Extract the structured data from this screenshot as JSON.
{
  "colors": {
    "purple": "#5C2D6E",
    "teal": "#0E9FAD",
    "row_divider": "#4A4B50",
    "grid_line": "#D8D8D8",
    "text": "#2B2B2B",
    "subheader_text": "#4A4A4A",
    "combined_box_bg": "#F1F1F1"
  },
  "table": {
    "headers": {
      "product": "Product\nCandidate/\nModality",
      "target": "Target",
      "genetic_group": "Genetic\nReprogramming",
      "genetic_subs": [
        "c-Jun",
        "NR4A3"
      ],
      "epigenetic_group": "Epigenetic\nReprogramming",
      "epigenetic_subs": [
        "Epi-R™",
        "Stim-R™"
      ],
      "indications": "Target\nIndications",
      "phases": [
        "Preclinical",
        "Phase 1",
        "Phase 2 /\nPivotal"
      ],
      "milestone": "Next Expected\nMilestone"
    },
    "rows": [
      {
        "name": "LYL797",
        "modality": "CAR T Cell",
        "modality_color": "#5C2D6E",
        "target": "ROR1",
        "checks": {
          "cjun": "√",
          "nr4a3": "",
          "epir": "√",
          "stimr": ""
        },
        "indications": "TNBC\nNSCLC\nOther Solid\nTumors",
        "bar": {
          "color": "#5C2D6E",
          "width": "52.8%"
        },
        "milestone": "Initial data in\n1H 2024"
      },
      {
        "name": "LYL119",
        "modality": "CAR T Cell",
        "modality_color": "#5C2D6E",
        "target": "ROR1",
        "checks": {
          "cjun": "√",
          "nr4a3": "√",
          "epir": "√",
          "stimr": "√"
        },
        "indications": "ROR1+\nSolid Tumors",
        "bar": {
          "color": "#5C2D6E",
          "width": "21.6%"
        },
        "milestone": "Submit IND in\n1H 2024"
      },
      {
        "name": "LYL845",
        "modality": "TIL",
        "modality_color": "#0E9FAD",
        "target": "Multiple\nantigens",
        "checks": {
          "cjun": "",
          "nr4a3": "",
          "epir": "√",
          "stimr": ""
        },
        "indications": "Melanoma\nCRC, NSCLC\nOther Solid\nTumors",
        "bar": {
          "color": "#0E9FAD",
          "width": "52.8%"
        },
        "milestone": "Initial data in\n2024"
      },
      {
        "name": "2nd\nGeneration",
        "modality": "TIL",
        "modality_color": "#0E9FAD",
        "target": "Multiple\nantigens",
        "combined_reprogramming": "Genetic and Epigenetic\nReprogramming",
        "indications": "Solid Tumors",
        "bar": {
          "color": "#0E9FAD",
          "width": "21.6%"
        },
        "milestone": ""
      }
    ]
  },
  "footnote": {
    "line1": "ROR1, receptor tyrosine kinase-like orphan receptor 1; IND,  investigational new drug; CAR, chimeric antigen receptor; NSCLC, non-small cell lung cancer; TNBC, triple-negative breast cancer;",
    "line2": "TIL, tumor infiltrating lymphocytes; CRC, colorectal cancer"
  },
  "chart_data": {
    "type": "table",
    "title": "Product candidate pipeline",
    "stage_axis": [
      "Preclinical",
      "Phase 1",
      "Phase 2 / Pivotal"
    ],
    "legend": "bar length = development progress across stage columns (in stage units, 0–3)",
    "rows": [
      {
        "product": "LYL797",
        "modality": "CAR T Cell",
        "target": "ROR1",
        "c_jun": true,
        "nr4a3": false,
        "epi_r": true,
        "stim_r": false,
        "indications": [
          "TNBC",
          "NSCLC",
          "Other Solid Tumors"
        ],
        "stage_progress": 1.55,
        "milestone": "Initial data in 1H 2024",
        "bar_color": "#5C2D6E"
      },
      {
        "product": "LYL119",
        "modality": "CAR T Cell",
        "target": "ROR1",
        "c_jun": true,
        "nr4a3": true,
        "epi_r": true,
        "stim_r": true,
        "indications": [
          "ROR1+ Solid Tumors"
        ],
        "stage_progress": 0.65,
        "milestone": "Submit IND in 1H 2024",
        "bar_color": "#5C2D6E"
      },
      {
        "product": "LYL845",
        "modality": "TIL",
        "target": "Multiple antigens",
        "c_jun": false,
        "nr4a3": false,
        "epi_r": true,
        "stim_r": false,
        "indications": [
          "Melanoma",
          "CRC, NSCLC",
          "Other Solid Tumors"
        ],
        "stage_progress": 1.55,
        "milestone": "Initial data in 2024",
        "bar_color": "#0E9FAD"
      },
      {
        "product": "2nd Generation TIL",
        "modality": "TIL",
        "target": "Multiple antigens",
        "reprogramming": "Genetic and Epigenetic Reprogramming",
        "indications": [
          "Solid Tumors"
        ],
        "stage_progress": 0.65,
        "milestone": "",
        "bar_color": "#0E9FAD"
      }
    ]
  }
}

· · · · ·

Each record above is to be reproduced exactly, in full.

### EXPECTED ANSWER
Extract the structured data from this screenshot as JSON.
{
  "colors": {
    "purple": "#5C2D6E",
    "teal": "#0E9FAD",
    "row_divider": "#4A4B50",
    "grid_line": "#D8D8D8",
    "text": "#2B2B2B",
    "subheader_text": "#4A4A4A",
    "combined_box_bg": "#F1F1F1"
  },
  "table": {
    "headers": {
      "product": "Product\nCandidate/\nModality",
      "target": "Target",
      "genetic_group": "Genetic\nReprogramming",
      "genetic_subs": [
        "c-Jun",
        "NR4A3"
      ],
      "epigenetic_group": "Epigenetic\nReprogramming",
      "epigenetic_subs": [
        "Epi-R™",
        "Stim-R™"
      ],
      "indications": "Target\nIndications",
      "phases": [
        "Preclinical",
        "Phase 1",
        "Phase 2 /\nPivotal"
      ],
      "milestone": "Next Expected\nMilestone"
    },
    "rows": [
      {
        "name": "LYL797",
        "modality": "CAR T Cell",
        "modality_color": "#5C2D6E",
        "target": "ROR1",
        "checks": {
          "cjun": "√",
          "nr4a3": "",
          "epir": "√",
          "stimr": ""
        },
        "indications": "TNBC\nNSCLC\nOther Solid\nTumors",
        "bar": {
          "color": "#5C2D6E",
          "width": "52.8%"
        },
        "milestone": "Initial data in\n1H 2024"
      },
      {
        "name": "LYL119",
        "modality": "CAR T Cell",
        "modality_color": "#5C2D6E",
        "target": "ROR1",
        "checks": {
          "cjun": "√",
          "nr4a3": "√",
          "epir": "√",
          "stimr": "√"
        },
        "indications": "ROR1+\nSolid Tumors",
        "bar": {
          "color": "#5C2D6E",
          "width": "21.6%"
        },
        "milestone": "Submit IND in\n1H 2024"
      },
      {
        "name": "LYL845",
        "modality": "TIL",
        "modality_color": "#0E9FAD",
        "target": "Multiple\nantigens",
        "checks": {
          "cjun": "",
          "nr4a3": "",
          "epir": "√",
          "stimr": ""
        },
        "indications": "Melanoma\nCRC, NSCLC\nOther Solid\nTumors",
        "bar": {
          "color": "#0E9FAD",
          "width": "52.8%"
        },
        "milestone": "Initial data in\n2024"
      },
      {
        "name": "2nd\nGeneration",
        "modality": "TIL",
        "modality_color": "#0E9FAD",
        "target": "Multiple\nantigens",
        "combined_reprogramming": "Genetic and Epigenetic\nReprogramming",
        "indications": "Solid Tumors",
        "bar": {
          "color": "#0E9FAD",
          "width": "21.6%"
        },
        "milestone": ""
      }
    ]
  },
  "footnote": {
    "line1": "ROR1, receptor tyrosine kinase-like orphan receptor 1; IND,  investigational new drug; CAR, chimeric antigen receptor; NSCLC, non-small cell lung cancer; TNBC, triple-negative breast cancer;",
    "line2": "TIL, tumor infiltrating lymphocytes; CRC, colorectal cancer"
  },
  "chart_data": {
    "type": "table",
    "title": "Product candidate pipeline",
    "stage_axis": [
      "Preclinical",
      "Phase 1",
      "Phase 2 / Pivotal"
    ],
    "legend": "bar length = development progress across stage columns (in stage units, 0–3)",
    "rows": [
      {
        "product": "LYL797",
        "modality": "CAR T Cell",
        "target": "ROR1",
        "c_jun": true,
        "nr4a3": false,
        "epi_r": true,
        "stim_r": false,
        "indications": [
          "TNBC",
          "NSCLC",
          "Other Solid Tumors"
        ],
        "stage_progress": 1.55,
        "milestone": "Initial data in 1H 2024",
        "bar_color": "#5C2D6E"
      },
      {
        "product": "LYL119",
        "modality": "CAR T Cell",
        "target": "ROR1",
        "c_jun": true,
        "nr4a3": true,
        "epi_r": true,
        "stim_r": true,
        "indications": [
          "ROR1+ Solid Tumors"
        ],
        "stage_progress": 0.65,
        "milestone": "Submit IND in 1H 2024",
        "bar_color": "#5C2D6E"
      },
      {
        "product": "LYL845",
        "modality": "TIL",
        "target": "Multiple antigens",
        "c_jun": false,
        "nr4a3": false,
        "epi_r": true,
        "stim_r": false,
        "indications": [
          "Melanoma",
          "CRC, NSCLC",
          "Other Solid Tumors"
        ],
        "stage_progress": 1.55,
        "milestone": "Initial data in 2024",
        "bar_color": "#0E9FAD"
      },
      {
        "product": "2nd Generation TIL",
        "modality": "TIL",
        "target": "Multiple antigens",
        "reprogramming": "Genetic and Epigenetic Reprogramming",
        "indications": [
          "Solid Tumors"
        ],
        "stage_progress": 0.65,
        "milestone": "",
        "bar_color": "#0E9FAD"
      }
    ]
  }
}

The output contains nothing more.